> [Objective]: For this exercise, repeat all of the material verbatim apart from its images.

>> BEGIN Exercise input

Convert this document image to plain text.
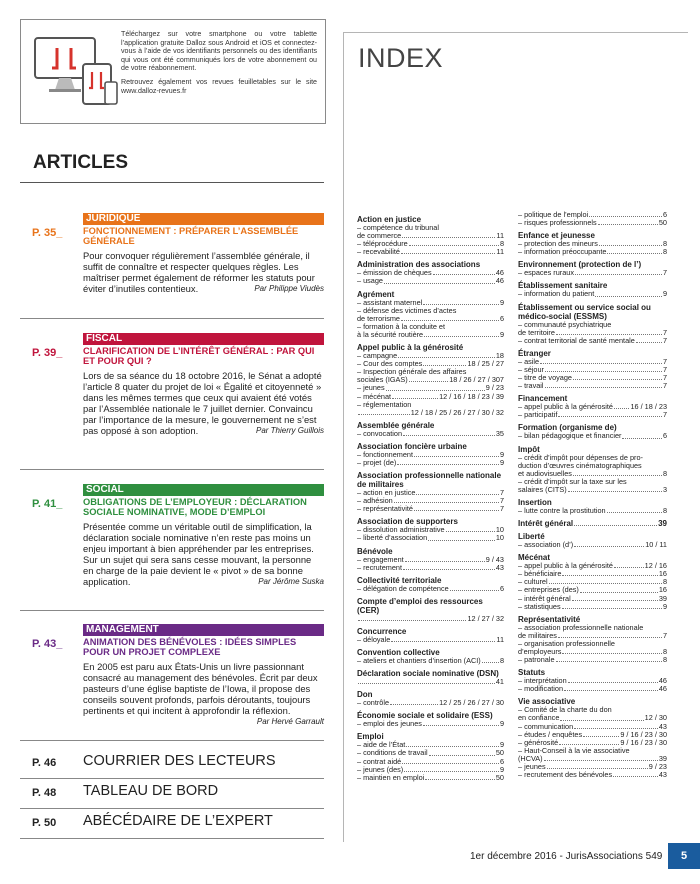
Téléchargez sur votre smartphone ou votre tablette l’application gratuite Dalloz sous Android et iOS et connectez-vous à l’aide de vos identifiants personnels ou des identifiants qui vous ont été communiqués lors de votre abonnement ou de votre réabonnement.

Retrouvez également vos revues feuilletables sur le site www.dalloz-revues.fr

INDEX
ARTICLES
P. 35_
JURIDIQUE
FONCTIONNEMENT : PRÉPARER L’ASSEMBLÉE GÉNÉRALE
Pour convoquer régulièrement l’assemblée générale, il suffit de connaître et respecter quelques règles. Les maîtriser permet également de réformer les statuts pour éviter d’inutiles contentieux.	Par Philippe Viudès
P. 39_
FISCAL
CLARIFICATION DE L’INTÉRÊT GÉNÉRAL : PAR QUI ET POUR QUI ?
Lors de sa séance du 18 octobre 2016, le Sénat a adopté l’article 8 quater du projet de loi « Égalité et citoyenneté » dans les mêmes termes que ceux qui avaient été votés par l’Assemblée nationale le 7 juillet dernier. Convaincu par l’importance de la mesure, le gouvernement ne s’est pas opposé à son adoption.	Par Thierry Guillois
P. 41_
SOCIAL
OBLIGATIONS DE L’EMPLOYEUR : DÉCLARATION SOCIALE NOMINATIVE, MODE D’EMPLOI
Présentée comme un véritable outil de simplification, la déclaration sociale nominative n’en reste pas moins un enjeu important à bien appréhender par les entreprises. Sur un sujet qui sera sans cesse mouvant, la personne en charge de la paie devient le « pivot » de sa bonne application.	Par Jérôme Suska
P. 43_
MANAGEMENT
ANIMATION DES BÉNÉVOLES : IDÉES SIMPLES POUR UN PROJET COMPLEXE
En 2005 est paru aux États-Unis un livre passionnant consacré au management des bénévoles. Écrit par deux pasteurs d’une église baptiste de l’Iowa, il propose des conseils souvent profonds, parfois déroutants, toujours pertinents et qui incitent à approfondir la réflexion.
Par Hervé Garrault
P. 46 COURRIER DES LECTEURS
P. 48 TABLEAU DE BORD
P. 50 ABÉCÉDAIRE DE L’EXPERT
Action en justice
– compétence du tribunal
de commerce	11
– téléprocédure	8
– recevabilité	11
Administration des associations
– émission de chèques	46
– usage	46
Agrément
– assistant maternel	9
– défense des victimes d’actes
de terrorisme	6
– formation à la conduite et
à la sécurité routière	9
Appel public à la générosité
– campagne	18
– Cour des comptes	18 / 25 / 27
– Inspection générale des affaires
sociales (IGAS)	18 / 26 / 27 / 307
– jeunes	9 / 23
– mécénat	12 / 16 / 18 / 23 / 39
– réglementation
12 / 18 / 25 / 26 / 27 / 30 / 32
Assemblée générale
– convocation	35
Association foncière urbaine
– fonctionnement	9
– projet (de)	9
Association professionnelle nationale de militaires
– action en justice	7
– adhésion	7
– représentativité	7
Association de supporters
– dissolution administrative	10
– liberté d’association	10
Bénévole
– engagement	9 / 43
– recrutement	43
Collectivité territoriale
– délégation de compétence	6
Compte d’emploi des ressources (CER)
12 / 27 / 32
Concurrence
– déloyale	11
Convention collective
– ateliers et chantiers d’insertion (ACI)	8
Déclaration sociale nominative (DSN)
41
Don
– contrôle	12 / 25 / 26 / 27 / 30
Économie sociale et solidaire (ESS)
– emploi des jeunes	9
Emploi
– aide de l’État	9
– conditions de travail	50
– contrat aidé	6
– jeunes (des)	9
– maintien en emploi	50
– politique de l’emploi	6
– risques professionnels	50
Enfance et jeunesse
– protection des mineurs	8
– information préoccupante	8
Environnement (protection de l’)
– espaces ruraux	7
Établissement sanitaire
– information du patient	9
Établissement ou service social ou médico-social (ESSMS)
– communauté psychiatrique
de territoire	7
– contrat territorial de santé mentale	7
Étranger
– asile	7
– séjour	7
– titre de voyage	7
– travail	7
Financement
– appel public à la générosité 16 / 18 / 23
– participatif	7
Formation (organisme de)
– bilan pédagogique et financier	6
Impôt
– crédit d’impôt pour dépenses de pro-
duction d’œuvres cinématographiques
et audiovisuelles	8
– crédit d’impôt sur la taxe sur les
salaires (CITS)	3
Insertion
– lutte contre la prostitution	8
Intérêt général	39
Liberté
– association (d’)	10 / 11
Mécénat
– appel public à la générosité	12 / 16
– bénéficiaire	16
– culturel	8
– entreprises (des)	16
– intérêt général	39
– statistiques	9
Représentativité
– association professionnelle nationale
de militaires	7
– organisation professionnelle
d’employeurs	8
– patronale	8
Statuts
– interprétation	46
– modification	46
Vie associative
– Comité de la charte du don
en confiance	12 / 30
– communication	43
– études / enquêtes	9 / 16 / 23 / 30
– générosité	9 / 16 / 23 / 30
– Haut-Conseil à la vie associative
(HCVA)	39
– jeunes	9 / 23
– recrutement des bénévoles	43
1er décembre 2016 - JurisAssociations 549	5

>> END Exercise input

> [Answer to this task]:
Convert this document image to plain text.
Téléchargez sur votre smartphone ou votre tablette l’application gratuite Dalloz sous Android et iOS et connectez-vous à l’aide de vos identifiants personnels ou des identifiants qui vous ont été communiqués lors de votre abonnement ou de votre réabonnement.

Retrouvez également vos revues feuilletables sur le site www.dalloz-revues.fr

INDEX
ARTICLES
P. 35_
JURIDIQUE
FONCTIONNEMENT : PRÉPARER L’ASSEMBLÉE GÉNÉRALE
Pour convoquer régulièrement l’assemblée générale, il suffit de connaître et respecter quelques règles. Les maîtriser permet également de réformer les statuts pour éviter d’inutiles contentieux.	Par Philippe Viudès
P. 39_
FISCAL
CLARIFICATION DE L’INTÉRÊT GÉNÉRAL : PAR QUI ET POUR QUI ?
Lors de sa séance du 18 octobre 2016, le Sénat a adopté l’article 8 quater du projet de loi « Égalité et citoyenneté » dans les mêmes termes que ceux qui avaient été votés par l’Assemblée nationale le 7 juillet dernier. Convaincu par l’importance de la mesure, le gouvernement ne s’est pas opposé à son adoption.	Par Thierry Guillois
P. 41_
SOCIAL
OBLIGATIONS DE L’EMPLOYEUR : DÉCLARATION SOCIALE NOMINATIVE, MODE D’EMPLOI
Présentée comme un véritable outil de simplification, la déclaration sociale nominative n’en reste pas moins un enjeu important à bien appréhender par les entreprises. Sur un sujet qui sera sans cesse mouvant, la personne en charge de la paie devient le « pivot » de sa bonne application.	Par Jérôme Suska
P. 43_
MANAGEMENT
ANIMATION DES BÉNÉVOLES : IDÉES SIMPLES POUR UN PROJET COMPLEXE
En 2005 est paru aux États-Unis un livre passionnant consacré au management des bénévoles. Écrit par deux pasteurs d’une église baptiste de l’Iowa, il propose des conseils souvent profonds, parfois déroutants, toujours pertinents et qui incitent à approfondir la réflexion.
Par Hervé Garrault
P. 46 COURRIER DES LECTEURS
P. 48 TABLEAU DE BORD
P. 50 ABÉCÉDAIRE DE L’EXPERT
Action en justice
– compétence du tribunal
de commerce	11
– téléprocédure	8
– recevabilité	11
Administration des associations
– émission de chèques	46
– usage	46
Agrément
– assistant maternel	9
– défense des victimes d’actes
de terrorisme	6
– formation à la conduite et
à la sécurité routière	9
Appel public à la générosité
– campagne	18
– Cour des comptes	18 / 25 / 27
– Inspection générale des affaires
sociales (IGAS)	18 / 26 / 27 / 307
– jeunes	9 / 23
– mécénat	12 / 16 / 18 / 23 / 39
– réglementation
12 / 18 / 25 / 26 / 27 / 30 / 32
Assemblée générale
– convocation	35
Association foncière urbaine
– fonctionnement	9
– projet (de)	9
Association professionnelle nationale de militaires
– action en justice	7
– adhésion	7
– représentativité	7
Association de supporters
– dissolution administrative	10
– liberté d’association	10
Bénévole
– engagement	9 / 43
– recrutement	43
Collectivité territoriale
– délégation de compétence	6
Compte d’emploi des ressources (CER)
12 / 27 / 32
Concurrence
– déloyale	11
Convention collective
– ateliers et chantiers d’insertion (ACI)	8
Déclaration sociale nominative (DSN)
41
Don
– contrôle	12 / 25 / 26 / 27 / 30
Économie sociale et solidaire (ESS)
– emploi des jeunes	9
Emploi
– aide de l’État	9
– conditions de travail	50
– contrat aidé	6
– jeunes (des)	9
– maintien en emploi	50
– politique de l’emploi	6
– risques professionnels	50
Enfance et jeunesse
– protection des mineurs	8
– information préoccupante	8
Environnement (protection de l’)
– espaces ruraux	7
Établissement sanitaire
– information du patient	9
Établissement ou service social ou médico-social (ESSMS)
– communauté psychiatrique
de territoire	7
– contrat territorial de santé mentale	7
Étranger
– asile	7
– séjour	7
– titre de voyage	7
– travail	7
Financement
– appel public à la générosité 16 / 18 / 23
– participatif	7
Formation (organisme de)
– bilan pédagogique et financier	6
Impôt
– crédit d’impôt pour dépenses de pro-
duction d’œuvres cinématographiques
et audiovisuelles	8
– crédit d’impôt sur la taxe sur les
salaires (CITS)	3
Insertion
– lutte contre la prostitution	8
Intérêt général	39
Liberté
– association (d’)	10 / 11
Mécénat
– appel public à la générosité	12 / 16
– bénéficiaire	16
– culturel	8
– entreprises (des)	16
– intérêt général	39
– statistiques	9
Représentativité
– association professionnelle nationale
de militaires	7
– organisation professionnelle
d’employeurs	8
– patronale	8
Statuts
– interprétation	46
– modification	46
Vie associative
– Comité de la charte du don
en confiance	12 / 30
– communication	43
– études / enquêtes	9 / 16 / 23 / 30
– générosité	9 / 16 / 23 / 30
– Haut-Conseil à la vie associative
(HCVA)	39
– jeunes	9 / 23
– recrutement des bénévoles	43
1er décembre 2016 - JurisAssociations 549	5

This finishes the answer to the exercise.